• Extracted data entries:
:::

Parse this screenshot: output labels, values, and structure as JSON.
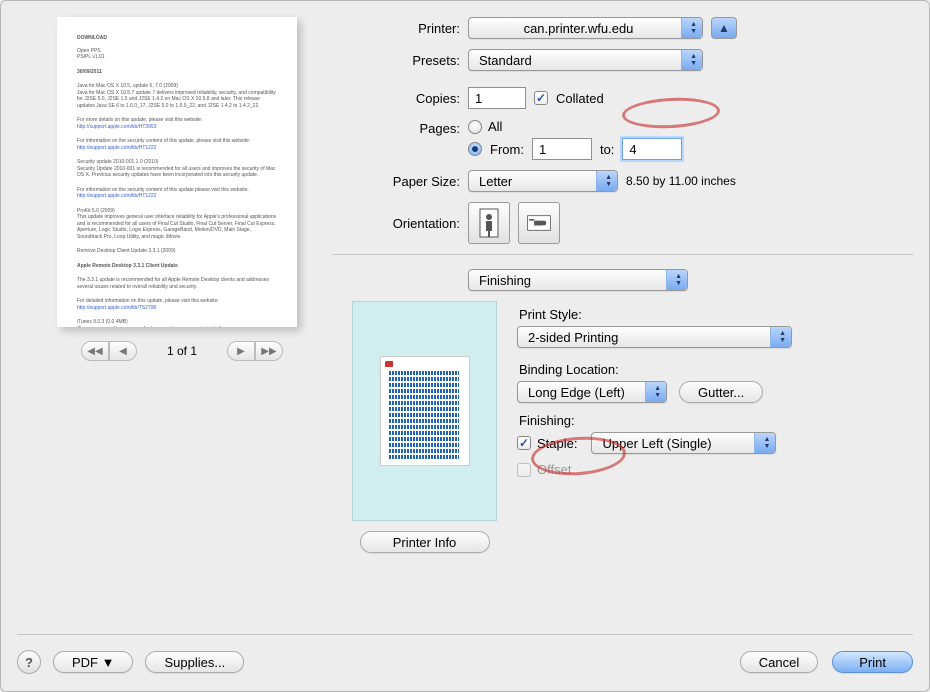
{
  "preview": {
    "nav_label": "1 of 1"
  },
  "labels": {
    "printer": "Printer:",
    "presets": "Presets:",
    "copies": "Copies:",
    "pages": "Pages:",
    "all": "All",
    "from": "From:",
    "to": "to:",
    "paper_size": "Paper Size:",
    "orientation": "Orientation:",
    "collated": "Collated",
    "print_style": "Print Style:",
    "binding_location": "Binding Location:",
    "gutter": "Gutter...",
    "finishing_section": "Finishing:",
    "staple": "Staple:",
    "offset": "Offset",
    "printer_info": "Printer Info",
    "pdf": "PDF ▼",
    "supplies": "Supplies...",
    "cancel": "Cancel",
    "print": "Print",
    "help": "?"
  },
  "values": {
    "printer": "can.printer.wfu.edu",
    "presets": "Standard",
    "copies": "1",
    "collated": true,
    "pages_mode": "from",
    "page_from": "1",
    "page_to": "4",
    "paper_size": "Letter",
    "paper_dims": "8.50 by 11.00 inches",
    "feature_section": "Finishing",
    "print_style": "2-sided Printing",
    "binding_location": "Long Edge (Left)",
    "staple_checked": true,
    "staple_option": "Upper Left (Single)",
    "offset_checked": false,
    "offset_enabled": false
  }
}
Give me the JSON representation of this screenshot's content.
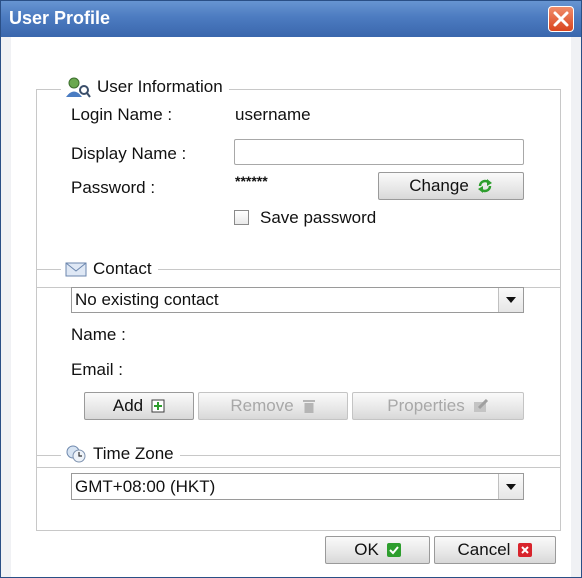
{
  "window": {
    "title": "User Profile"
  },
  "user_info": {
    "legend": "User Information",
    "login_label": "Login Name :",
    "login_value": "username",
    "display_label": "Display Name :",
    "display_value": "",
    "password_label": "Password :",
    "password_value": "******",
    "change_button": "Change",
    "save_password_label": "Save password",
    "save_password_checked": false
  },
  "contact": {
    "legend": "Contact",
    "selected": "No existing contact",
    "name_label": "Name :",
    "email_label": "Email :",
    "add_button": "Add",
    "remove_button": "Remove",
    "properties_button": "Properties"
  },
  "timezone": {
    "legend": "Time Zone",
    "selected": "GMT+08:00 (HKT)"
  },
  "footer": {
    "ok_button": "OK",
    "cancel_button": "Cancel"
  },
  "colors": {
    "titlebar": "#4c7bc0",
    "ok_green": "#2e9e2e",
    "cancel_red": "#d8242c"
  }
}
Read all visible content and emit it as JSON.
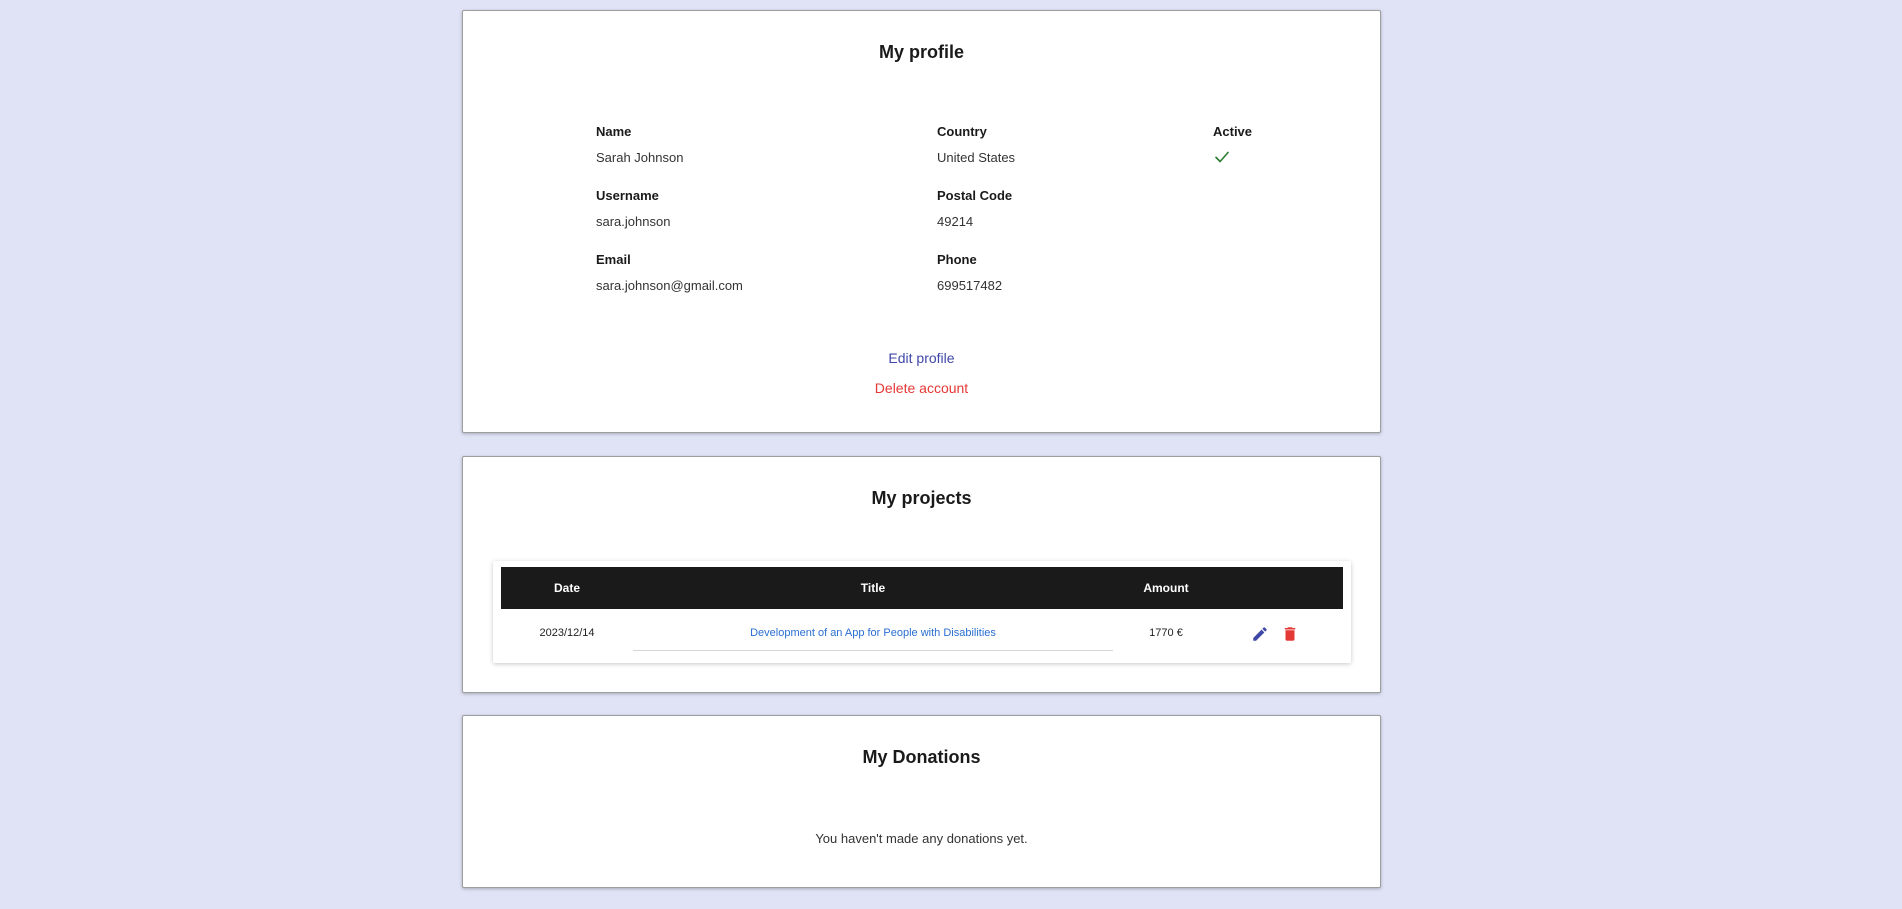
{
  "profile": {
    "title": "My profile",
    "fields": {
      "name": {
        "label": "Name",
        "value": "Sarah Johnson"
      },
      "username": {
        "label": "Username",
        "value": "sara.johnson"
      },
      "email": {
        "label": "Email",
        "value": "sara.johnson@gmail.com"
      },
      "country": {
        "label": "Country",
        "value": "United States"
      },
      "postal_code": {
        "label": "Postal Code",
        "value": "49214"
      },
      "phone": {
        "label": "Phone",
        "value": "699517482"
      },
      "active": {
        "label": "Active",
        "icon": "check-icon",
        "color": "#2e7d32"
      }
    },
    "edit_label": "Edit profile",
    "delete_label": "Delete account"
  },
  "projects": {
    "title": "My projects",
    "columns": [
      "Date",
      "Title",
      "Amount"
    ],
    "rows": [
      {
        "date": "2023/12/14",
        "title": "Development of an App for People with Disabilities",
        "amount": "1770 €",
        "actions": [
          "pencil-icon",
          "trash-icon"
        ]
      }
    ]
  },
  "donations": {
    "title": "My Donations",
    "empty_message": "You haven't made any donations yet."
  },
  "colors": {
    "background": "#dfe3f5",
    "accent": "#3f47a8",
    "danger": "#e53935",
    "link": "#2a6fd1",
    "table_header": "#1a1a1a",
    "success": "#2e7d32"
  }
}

:::

• TASK DETAILS: Transcribe every record above exactly, leaving out the pictures.

• SOLUTION TO THIS PROBLEM:
Parse this screenshot: output labels, values, and structure as JSON.
{
  "preview": {
    "nav_label": "1 of 1"
  },
  "labels": {
    "printer": "Printer:",
    "presets": "Presets:",
    "copies": "Copies:",
    "pages": "Pages:",
    "all": "All",
    "from": "From:",
    "to": "to:",
    "paper_size": "Paper Size:",
    "orientation": "Orientation:",
    "collated": "Collated",
    "print_style": "Print Style:",
    "binding_location": "Binding Location:",
    "gutter": "Gutter...",
    "finishing_section": "Finishing:",
    "staple": "Staple:",
    "offset": "Offset",
    "printer_info": "Printer Info",
    "pdf": "PDF ▼",
    "supplies": "Supplies...",
    "cancel": "Cancel",
    "print": "Print",
    "help": "?"
  },
  "values": {
    "printer": "can.printer.wfu.edu",
    "presets": "Standard",
    "copies": "1",
    "collated": true,
    "pages_mode": "from",
    "page_from": "1",
    "page_to": "4",
    "paper_size": "Letter",
    "paper_dims": "8.50 by 11.00 inches",
    "feature_section": "Finishing",
    "print_style": "2-sided Printing",
    "binding_location": "Long Edge (Left)",
    "staple_checked": true,
    "staple_option": "Upper Left (Single)",
    "offset_checked": false,
    "offset_enabled": false
  }
}
Give me the JSON representation of this screenshot's content.
{
  "window": {
    "title": "User Profile"
  },
  "user_info": {
    "legend": "User Information",
    "login_label": "Login Name :",
    "login_value": "username",
    "display_label": "Display Name :",
    "display_value": "",
    "password_label": "Password :",
    "password_value": "******",
    "change_button": "Change",
    "save_password_label": "Save password",
    "save_password_checked": false
  },
  "contact": {
    "legend": "Contact",
    "selected": "No existing contact",
    "name_label": "Name :",
    "email_label": "Email :",
    "add_button": "Add",
    "remove_button": "Remove",
    "properties_button": "Properties"
  },
  "timezone": {
    "legend": "Time Zone",
    "selected": "GMT+08:00 (HKT)"
  },
  "footer": {
    "ok_button": "OK",
    "cancel_button": "Cancel"
  },
  "colors": {
    "titlebar": "#4c7bc0",
    "ok_green": "#2e9e2e",
    "cancel_red": "#d8242c"
  }
}
Read all visible content and emit it as JSON.
{
  "profile": {
    "title": "My profile",
    "fields": {
      "name": {
        "label": "Name",
        "value": "Sarah Johnson"
      },
      "username": {
        "label": "Username",
        "value": "sara.johnson"
      },
      "email": {
        "label": "Email",
        "value": "sara.johnson@gmail.com"
      },
      "country": {
        "label": "Country",
        "value": "United States"
      },
      "postal_code": {
        "label": "Postal Code",
        "value": "49214"
      },
      "phone": {
        "label": "Phone",
        "value": "699517482"
      },
      "active": {
        "label": "Active",
        "icon": "check-icon",
        "color": "#2e7d32"
      }
    },
    "edit_label": "Edit profile",
    "delete_label": "Delete account"
  },
  "projects": {
    "title": "My projects",
    "columns": [
      "Date",
      "Title",
      "Amount"
    ],
    "rows": [
      {
        "date": "2023/12/14",
        "title": "Development of an App for People with Disabilities",
        "amount": "1770 €",
        "actions": [
          "pencil-icon",
          "trash-icon"
        ]
      }
    ]
  },
  "donations": {
    "title": "My Donations",
    "empty_message": "You haven't made any donations yet."
  },
  "colors": {
    "background": "#dfe3f5",
    "accent": "#3f47a8",
    "danger": "#e53935",
    "link": "#2a6fd1",
    "table_header": "#1a1a1a",
    "success": "#2e7d32"
  }
}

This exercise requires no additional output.